* _DO THIS_: Do not copy the pictures; transcribe all other material exactly.

* _GIVEN DATA_:
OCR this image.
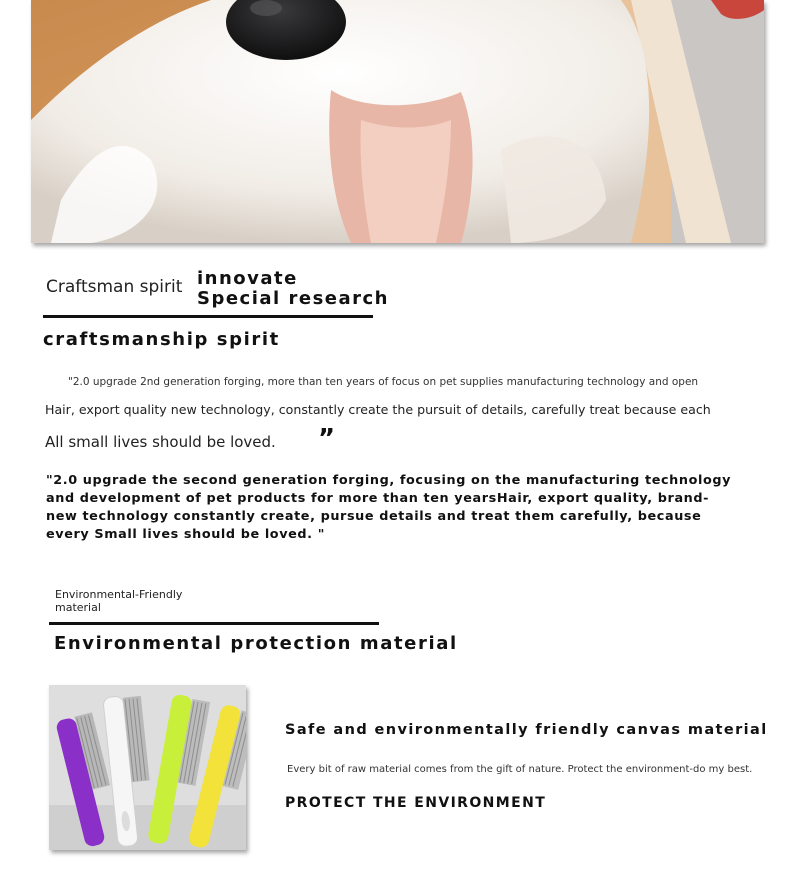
Craftsman spirit innovate
Special research
craftsmanship spirit
"2.0 upgrade 2nd generation forging, more than ten years of focus on pet supplies manufacturing technology and open
Hair, export quality new technology, constantly create the pursuit of details, carefully treat because each
All small lives should be loved. ”
"2.0 upgrade the second generation forging, focusing on the manufacturing technology and development of pet products for more than ten yearsHair, export quality, brand-new technology constantly create, pursue details and treat them carefully, because every Small lives should be loved. "
Environmental-Friendly material
Environmental protection material
Safe and environmentally friendly canvas material
Every bit of raw material comes from the gift of nature. Protect the environment-do my best.
PROTECT THE ENVIRONMENT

* _SOLUTION TO THIS PROBLEM_:
OCR this image.
Craftsman spirit innovate
Special research
craftsmanship spirit
"2.0 upgrade 2nd generation forging, more than ten years of focus on pet supplies manufacturing technology and open
Hair, export quality new technology, constantly create the pursuit of details, carefully treat because each
All small lives should be loved. ”
"2.0 upgrade the second generation forging, focusing on the manufacturing technology and development of pet products for more than ten yearsHair, export quality, brand-new technology constantly create, pursue details and treat them carefully, because every Small lives should be loved. "
Environmental-Friendly material
Environmental protection material
Safe and environmentally friendly canvas material
Every bit of raw material comes from the gift of nature. Protect the environment-do my best.
PROTECT THE ENVIRONMENT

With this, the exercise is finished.